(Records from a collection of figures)
++++++++++
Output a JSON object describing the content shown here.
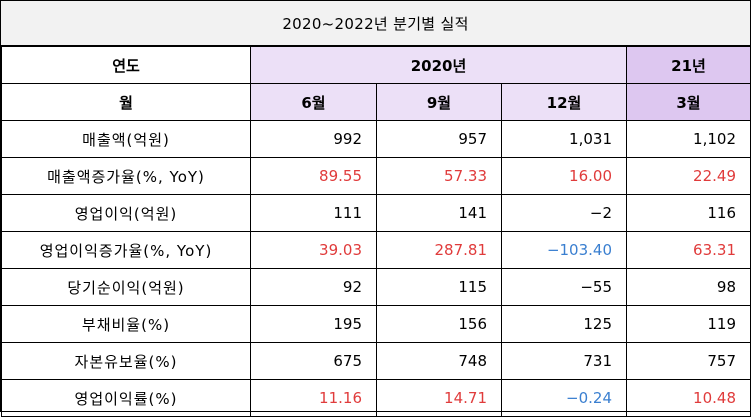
{
  "title": "2020~2022년 분기별 실적",
  "header": {
    "year_label": "연도",
    "year_2020": "2020년",
    "year_21": "21년",
    "month_label": "월",
    "months": [
      "6월",
      "9월",
      "12월",
      "3월"
    ]
  },
  "rows": [
    {
      "label": "매출액(억원)",
      "values": [
        "992",
        "957",
        "1,031",
        "1,102"
      ],
      "colors": [
        "",
        "",
        "",
        ""
      ]
    },
    {
      "label": "매출액증가율(%, YoY)",
      "values": [
        "89.55",
        "57.33",
        "16.00",
        "22.49"
      ],
      "colors": [
        "red",
        "red",
        "red",
        "red"
      ]
    },
    {
      "label": "영업이익(억원)",
      "values": [
        "111",
        "141",
        "−2",
        "116"
      ],
      "colors": [
        "",
        "",
        "",
        ""
      ]
    },
    {
      "label": "영업이익증가율(%, YoY)",
      "values": [
        "39.03",
        "287.81",
        "−103.40",
        "63.31"
      ],
      "colors": [
        "red",
        "red",
        "blue",
        "red"
      ]
    },
    {
      "label": "당기순이익(억원)",
      "values": [
        "92",
        "115",
        "−55",
        "98"
      ],
      "colors": [
        "",
        "",
        "",
        ""
      ]
    },
    {
      "label": "부채비율(%)",
      "values": [
        "195",
        "156",
        "125",
        "119"
      ],
      "colors": [
        "",
        "",
        "",
        ""
      ]
    },
    {
      "label": "자본유보율(%)",
      "values": [
        "675",
        "748",
        "731",
        "757"
      ],
      "colors": [
        "",
        "",
        "",
        ""
      ]
    },
    {
      "label": "영업이익률(%)",
      "values": [
        "11.16",
        "14.71",
        "−0.24",
        "10.48"
      ],
      "colors": [
        "red",
        "red",
        "blue",
        "red"
      ]
    }
  ]
}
++++++++++
- [Set task] Exclude the images, then output the data above word for word.

- [Result of the task]
Output a JSON object describing the content shown here.
{
  "title": "2020~2022년 분기별 실적",
  "header": {
    "year_label": "연도",
    "year_2020": "2020년",
    "year_21": "21년",
    "month_label": "월",
    "months": [
      "6월",
      "9월",
      "12월",
      "3월"
    ]
  },
  "rows": [
    {
      "label": "매출액(억원)",
      "values": [
        "992",
        "957",
        "1,031",
        "1,102"
      ],
      "colors": [
        "",
        "",
        "",
        ""
      ]
    },
    {
      "label": "매출액증가율(%, YoY)",
      "values": [
        "89.55",
        "57.33",
        "16.00",
        "22.49"
      ],
      "colors": [
        "red",
        "red",
        "red",
        "red"
      ]
    },
    {
      "label": "영업이익(억원)",
      "values": [
        "111",
        "141",
        "−2",
        "116"
      ],
      "colors": [
        "",
        "",
        "",
        ""
      ]
    },
    {
      "label": "영업이익증가율(%, YoY)",
      "values": [
        "39.03",
        "287.81",
        "−103.40",
        "63.31"
      ],
      "colors": [
        "red",
        "red",
        "blue",
        "red"
      ]
    },
    {
      "label": "당기순이익(억원)",
      "values": [
        "92",
        "115",
        "−55",
        "98"
      ],
      "colors": [
        "",
        "",
        "",
        ""
      ]
    },
    {
      "label": "부채비율(%)",
      "values": [
        "195",
        "156",
        "125",
        "119"
      ],
      "colors": [
        "",
        "",
        "",
        ""
      ]
    },
    {
      "label": "자본유보율(%)",
      "values": [
        "675",
        "748",
        "731",
        "757"
      ],
      "colors": [
        "",
        "",
        "",
        ""
      ]
    },
    {
      "label": "영업이익률(%)",
      "values": [
        "11.16",
        "14.71",
        "−0.24",
        "10.48"
      ],
      "colors": [
        "red",
        "red",
        "blue",
        "red"
      ]
    }
  ]
}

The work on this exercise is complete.